TASK GOAL:
Keep the pictures out of the copy and print all the entries below exactly.

MATERIAL SUPPLIED:

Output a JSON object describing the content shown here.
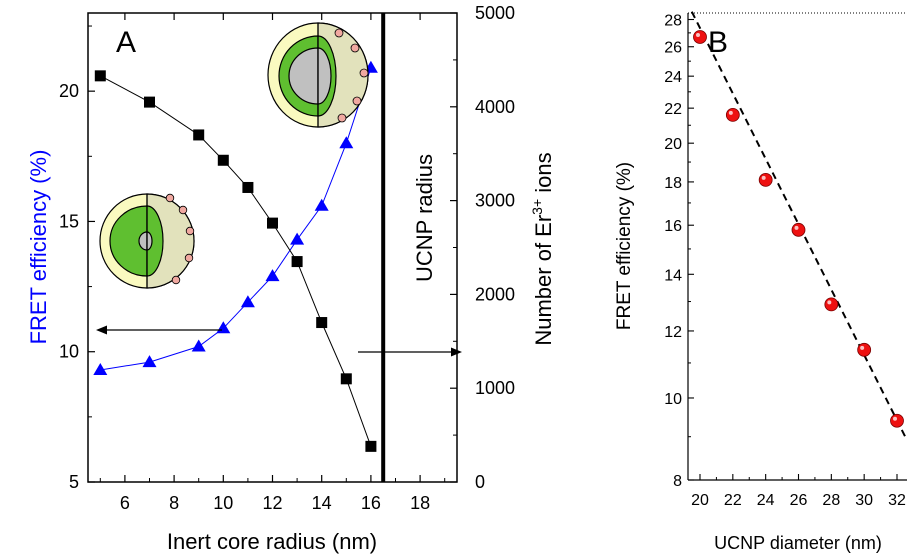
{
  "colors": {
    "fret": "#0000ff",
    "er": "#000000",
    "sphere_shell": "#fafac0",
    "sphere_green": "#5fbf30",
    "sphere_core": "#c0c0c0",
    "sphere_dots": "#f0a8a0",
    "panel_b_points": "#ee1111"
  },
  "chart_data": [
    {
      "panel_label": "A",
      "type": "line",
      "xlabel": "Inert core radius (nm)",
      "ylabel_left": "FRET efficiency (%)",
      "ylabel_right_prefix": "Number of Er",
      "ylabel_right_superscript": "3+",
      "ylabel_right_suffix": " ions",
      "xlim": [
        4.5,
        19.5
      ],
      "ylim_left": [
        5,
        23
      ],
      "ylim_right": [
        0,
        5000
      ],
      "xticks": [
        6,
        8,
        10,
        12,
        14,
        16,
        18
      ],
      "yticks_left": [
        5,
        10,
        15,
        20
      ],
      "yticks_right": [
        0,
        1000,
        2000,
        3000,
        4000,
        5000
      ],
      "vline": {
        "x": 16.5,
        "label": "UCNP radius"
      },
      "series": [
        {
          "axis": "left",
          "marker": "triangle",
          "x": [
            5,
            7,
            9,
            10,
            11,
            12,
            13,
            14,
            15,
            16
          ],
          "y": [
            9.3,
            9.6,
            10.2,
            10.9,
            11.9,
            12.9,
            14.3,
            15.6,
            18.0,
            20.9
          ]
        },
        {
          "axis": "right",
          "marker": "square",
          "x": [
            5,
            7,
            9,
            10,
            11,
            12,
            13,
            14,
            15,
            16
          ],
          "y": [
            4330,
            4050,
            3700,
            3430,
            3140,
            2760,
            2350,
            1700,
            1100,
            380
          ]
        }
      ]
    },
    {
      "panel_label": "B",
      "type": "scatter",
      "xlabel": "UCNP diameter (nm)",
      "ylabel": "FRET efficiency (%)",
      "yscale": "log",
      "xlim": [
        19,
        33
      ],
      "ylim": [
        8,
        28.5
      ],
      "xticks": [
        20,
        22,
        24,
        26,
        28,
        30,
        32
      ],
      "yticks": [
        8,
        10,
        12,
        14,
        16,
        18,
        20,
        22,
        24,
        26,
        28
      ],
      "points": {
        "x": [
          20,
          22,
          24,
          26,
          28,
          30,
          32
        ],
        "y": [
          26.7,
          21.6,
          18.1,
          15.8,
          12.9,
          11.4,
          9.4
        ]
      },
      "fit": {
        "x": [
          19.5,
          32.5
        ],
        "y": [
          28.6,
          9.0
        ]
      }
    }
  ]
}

WRITTEN REPLY:
Output a JSON object describing the content shown here.
{
  "colors": {
    "fret": "#0000ff",
    "er": "#000000",
    "sphere_shell": "#fafac0",
    "sphere_green": "#5fbf30",
    "sphere_core": "#c0c0c0",
    "sphere_dots": "#f0a8a0",
    "panel_b_points": "#ee1111"
  },
  "chart_data": [
    {
      "panel_label": "A",
      "type": "line",
      "xlabel": "Inert core radius (nm)",
      "ylabel_left": "FRET efficiency (%)",
      "ylabel_right_prefix": "Number of Er",
      "ylabel_right_superscript": "3+",
      "ylabel_right_suffix": " ions",
      "xlim": [
        4.5,
        19.5
      ],
      "ylim_left": [
        5,
        23
      ],
      "ylim_right": [
        0,
        5000
      ],
      "xticks": [
        6,
        8,
        10,
        12,
        14,
        16,
        18
      ],
      "yticks_left": [
        5,
        10,
        15,
        20
      ],
      "yticks_right": [
        0,
        1000,
        2000,
        3000,
        4000,
        5000
      ],
      "vline": {
        "x": 16.5,
        "label": "UCNP radius"
      },
      "series": [
        {
          "axis": "left",
          "marker": "triangle",
          "x": [
            5,
            7,
            9,
            10,
            11,
            12,
            13,
            14,
            15,
            16
          ],
          "y": [
            9.3,
            9.6,
            10.2,
            10.9,
            11.9,
            12.9,
            14.3,
            15.6,
            18.0,
            20.9
          ]
        },
        {
          "axis": "right",
          "marker": "square",
          "x": [
            5,
            7,
            9,
            10,
            11,
            12,
            13,
            14,
            15,
            16
          ],
          "y": [
            4330,
            4050,
            3700,
            3430,
            3140,
            2760,
            2350,
            1700,
            1100,
            380
          ]
        }
      ]
    },
    {
      "panel_label": "B",
      "type": "scatter",
      "xlabel": "UCNP diameter (nm)",
      "ylabel": "FRET efficiency (%)",
      "yscale": "log",
      "xlim": [
        19,
        33
      ],
      "ylim": [
        8,
        28.5
      ],
      "xticks": [
        20,
        22,
        24,
        26,
        28,
        30,
        32
      ],
      "yticks": [
        8,
        10,
        12,
        14,
        16,
        18,
        20,
        22,
        24,
        26,
        28
      ],
      "points": {
        "x": [
          20,
          22,
          24,
          26,
          28,
          30,
          32
        ],
        "y": [
          26.7,
          21.6,
          18.1,
          15.8,
          12.9,
          11.4,
          9.4
        ]
      },
      "fit": {
        "x": [
          19.5,
          32.5
        ],
        "y": [
          28.6,
          9.0
        ]
      }
    }
  ]
}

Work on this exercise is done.